(Given request) Extract each line of the material that follows exactly and omit its pictures.

'''

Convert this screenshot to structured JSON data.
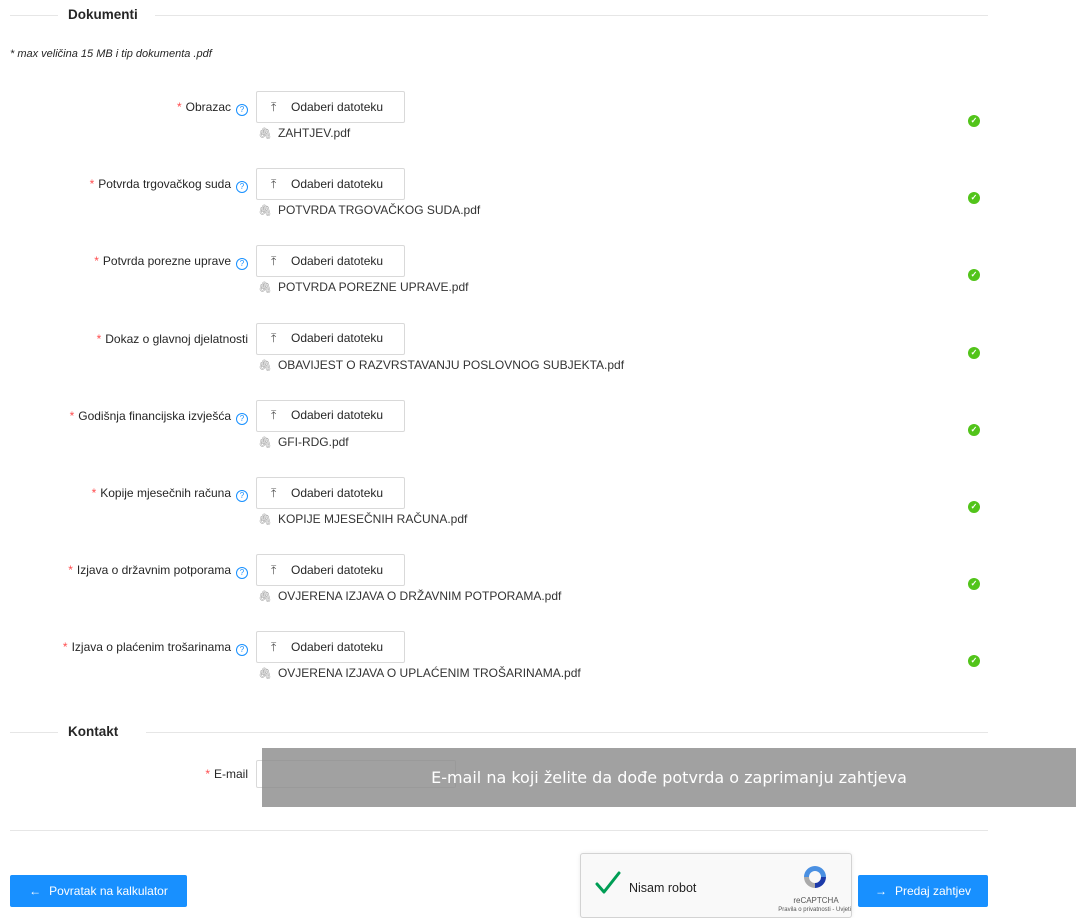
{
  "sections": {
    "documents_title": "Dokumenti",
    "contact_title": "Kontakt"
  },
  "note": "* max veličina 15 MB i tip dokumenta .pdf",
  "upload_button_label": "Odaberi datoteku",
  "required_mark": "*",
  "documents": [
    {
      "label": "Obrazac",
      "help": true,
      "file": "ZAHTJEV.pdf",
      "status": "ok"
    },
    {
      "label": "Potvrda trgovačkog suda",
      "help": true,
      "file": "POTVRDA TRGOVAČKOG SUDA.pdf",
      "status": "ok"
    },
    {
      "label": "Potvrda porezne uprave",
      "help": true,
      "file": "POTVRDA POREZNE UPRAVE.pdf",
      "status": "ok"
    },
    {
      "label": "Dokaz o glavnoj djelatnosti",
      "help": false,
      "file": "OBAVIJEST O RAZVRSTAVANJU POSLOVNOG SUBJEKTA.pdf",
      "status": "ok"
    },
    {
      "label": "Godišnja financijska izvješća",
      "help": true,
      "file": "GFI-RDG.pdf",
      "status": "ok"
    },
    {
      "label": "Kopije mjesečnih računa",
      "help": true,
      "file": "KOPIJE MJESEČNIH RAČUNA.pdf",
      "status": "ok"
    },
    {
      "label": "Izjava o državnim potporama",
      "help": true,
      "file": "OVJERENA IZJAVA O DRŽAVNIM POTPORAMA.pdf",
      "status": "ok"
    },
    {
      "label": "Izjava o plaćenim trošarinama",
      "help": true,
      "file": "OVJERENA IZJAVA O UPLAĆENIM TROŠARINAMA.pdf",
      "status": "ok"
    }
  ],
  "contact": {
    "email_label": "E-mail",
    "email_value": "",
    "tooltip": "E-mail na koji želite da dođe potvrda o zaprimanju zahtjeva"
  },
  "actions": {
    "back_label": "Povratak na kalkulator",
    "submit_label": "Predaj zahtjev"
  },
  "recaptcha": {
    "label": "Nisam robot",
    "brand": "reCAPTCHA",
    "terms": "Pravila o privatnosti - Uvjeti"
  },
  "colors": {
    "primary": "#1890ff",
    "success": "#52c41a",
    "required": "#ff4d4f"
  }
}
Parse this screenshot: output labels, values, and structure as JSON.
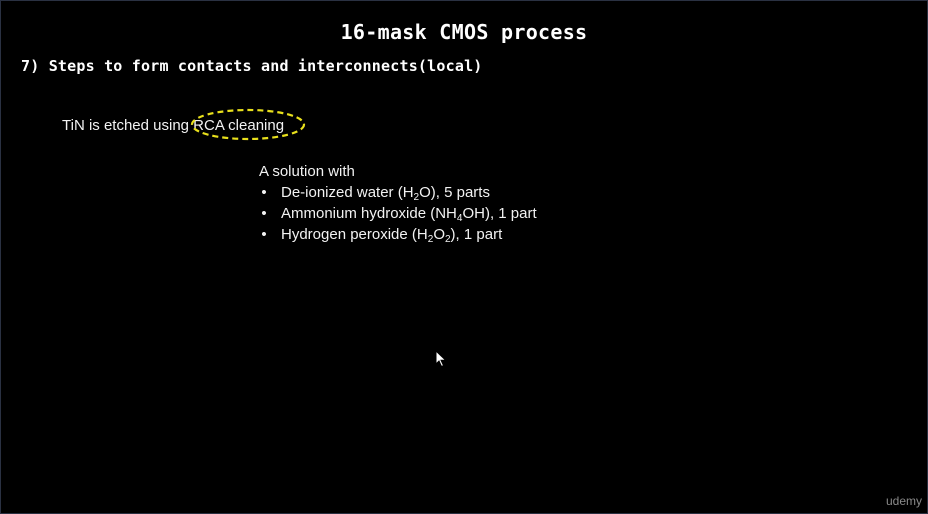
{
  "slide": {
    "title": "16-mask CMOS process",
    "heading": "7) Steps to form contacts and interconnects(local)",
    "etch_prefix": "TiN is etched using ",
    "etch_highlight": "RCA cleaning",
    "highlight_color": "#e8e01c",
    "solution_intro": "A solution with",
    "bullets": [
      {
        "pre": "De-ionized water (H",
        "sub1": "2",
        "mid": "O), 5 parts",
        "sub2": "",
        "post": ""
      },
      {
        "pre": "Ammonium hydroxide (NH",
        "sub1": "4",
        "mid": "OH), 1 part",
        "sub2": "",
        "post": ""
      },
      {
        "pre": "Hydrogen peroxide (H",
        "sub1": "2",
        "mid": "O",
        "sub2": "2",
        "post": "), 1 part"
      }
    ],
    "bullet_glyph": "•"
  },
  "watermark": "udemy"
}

'''

(Answer)
Convert this screenshot to structured JSON data.
{
  "sections": {
    "documents_title": "Dokumenti",
    "contact_title": "Kontakt"
  },
  "note": "* max veličina 15 MB i tip dokumenta .pdf",
  "upload_button_label": "Odaberi datoteku",
  "required_mark": "*",
  "documents": [
    {
      "label": "Obrazac",
      "help": true,
      "file": "ZAHTJEV.pdf",
      "status": "ok"
    },
    {
      "label": "Potvrda trgovačkog suda",
      "help": true,
      "file": "POTVRDA TRGOVAČKOG SUDA.pdf",
      "status": "ok"
    },
    {
      "label": "Potvrda porezne uprave",
      "help": true,
      "file": "POTVRDA POREZNE UPRAVE.pdf",
      "status": "ok"
    },
    {
      "label": "Dokaz o glavnoj djelatnosti",
      "help": false,
      "file": "OBAVIJEST O RAZVRSTAVANJU POSLOVNOG SUBJEKTA.pdf",
      "status": "ok"
    },
    {
      "label": "Godišnja financijska izvješća",
      "help": true,
      "file": "GFI-RDG.pdf",
      "status": "ok"
    },
    {
      "label": "Kopije mjesečnih računa",
      "help": true,
      "file": "KOPIJE MJESEČNIH RAČUNA.pdf",
      "status": "ok"
    },
    {
      "label": "Izjava o državnim potporama",
      "help": true,
      "file": "OVJERENA IZJAVA O DRŽAVNIM POTPORAMA.pdf",
      "status": "ok"
    },
    {
      "label": "Izjava o plaćenim trošarinama",
      "help": true,
      "file": "OVJERENA IZJAVA O UPLAĆENIM TROŠARINAMA.pdf",
      "status": "ok"
    }
  ],
  "contact": {
    "email_label": "E-mail",
    "email_value": "",
    "tooltip": "E-mail na koji želite da dođe potvrda o zaprimanju zahtjeva"
  },
  "actions": {
    "back_label": "Povratak na kalkulator",
    "submit_label": "Predaj zahtjev"
  },
  "recaptcha": {
    "label": "Nisam robot",
    "brand": "reCAPTCHA",
    "terms": "Pravila o privatnosti - Uvjeti"
  },
  "colors": {
    "primary": "#1890ff",
    "success": "#52c41a",
    "required": "#ff4d4f"
  }
}
Parse this screenshot: output labels, values, and structure as JSON.
{
  "slide": {
    "title": "16-mask CMOS process",
    "heading": "7) Steps to form contacts and interconnects(local)",
    "etch_prefix": "TiN is etched using ",
    "etch_highlight": "RCA cleaning",
    "highlight_color": "#e8e01c",
    "solution_intro": "A solution with",
    "bullets": [
      {
        "pre": "De-ionized water (H",
        "sub1": "2",
        "mid": "O), 5 parts",
        "sub2": "",
        "post": ""
      },
      {
        "pre": "Ammonium hydroxide (NH",
        "sub1": "4",
        "mid": "OH), 1 part",
        "sub2": "",
        "post": ""
      },
      {
        "pre": "Hydrogen peroxide (H",
        "sub1": "2",
        "mid": "O",
        "sub2": "2",
        "post": "), 1 part"
      }
    ],
    "bullet_glyph": "•"
  },
  "watermark": "udemy"
}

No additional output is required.